[Records from a data source]
#####

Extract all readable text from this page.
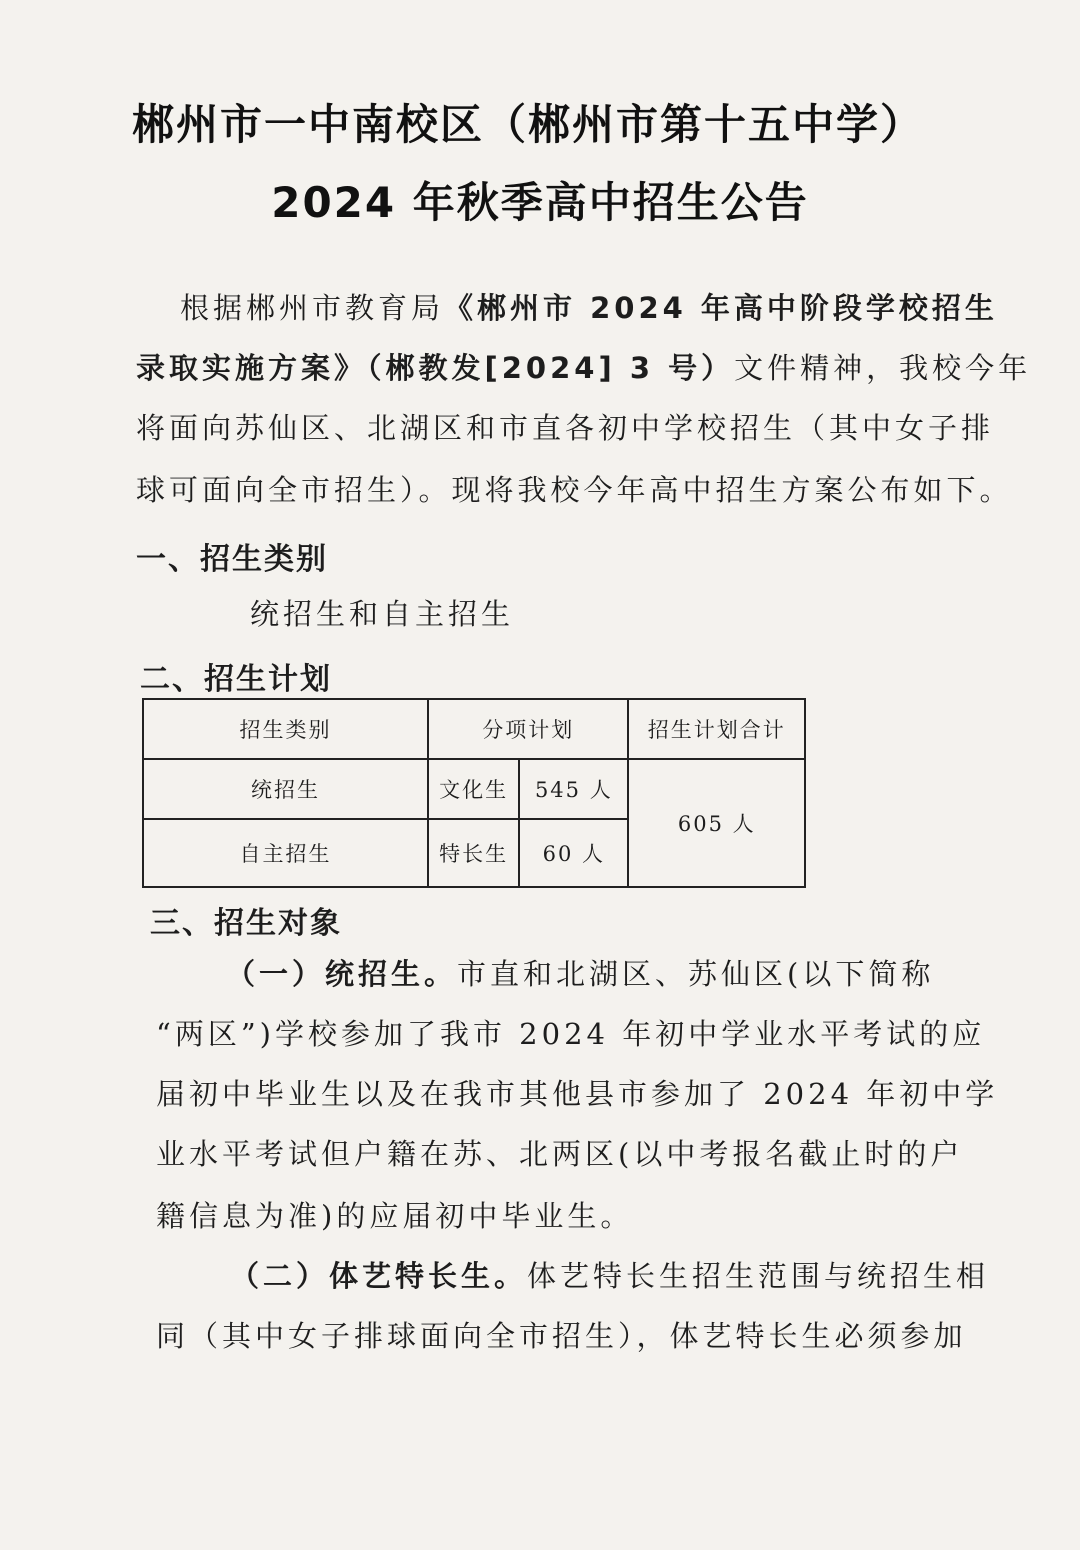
郴州市一中南校区（郴州市第十五中学）
2024 年秋季高中招生公告
根据郴州市教育局《郴州市 2024 年高中阶段学校招生
录取实施方案》（郴教发[2024] 3 号）文件精神，我校今年
将面向苏仙区、北湖区和市直各初中学校招生（其中女子排
球可面向全市招生）。现将我校今年高中招生方案公布如下。
一、招生类别
统招生和自主招生
二、招生计划
招生类别	分项计划		招生计划合计
统招生	文化生	545 人	605 人
自主招生	特长生	60 人	
三、招生对象
（一）统招生。市直和北湖区、苏仙区(以下简称
“两区”)学校参加了我市 2024 年初中学业水平考试的应
届初中毕业生以及在我市其他县市参加了 2024 年初中学
业水平考试但户籍在苏、北两区(以中考报名截止时的户
籍信息为准)的应届初中毕业生。
（二）体艺特长生。体艺特长生招生范围与统招生相
同（其中女子排球面向全市招生），体艺特长生必须参加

#####

Required work: Please write out all the data again word for word, but not the pictures.

The completed task:
Extract all readable text from this page.
郴州市一中南校区（郴州市第十五中学）
2024 年秋季高中招生公告
根据郴州市教育局《郴州市 2024 年高中阶段学校招生
录取实施方案》（郴教发[2024] 3 号）文件精神，我校今年
将面向苏仙区、北湖区和市直各初中学校招生（其中女子排
球可面向全市招生）。现将我校今年高中招生方案公布如下。
一、招生类别
统招生和自主招生
二、招生计划
招生类别	分项计划		招生计划合计
统招生	文化生	545 人	605 人
自主招生	特长生	60 人	
三、招生对象
（一）统招生。市直和北湖区、苏仙区(以下简称
“两区”)学校参加了我市 2024 年初中学业水平考试的应
届初中毕业生以及在我市其他县市参加了 2024 年初中学
业水平考试但户籍在苏、北两区(以中考报名截止时的户
籍信息为准)的应届初中毕业生。
（二）体艺特长生。体艺特长生招生范围与统招生相
同（其中女子排球面向全市招生），体艺特长生必须参加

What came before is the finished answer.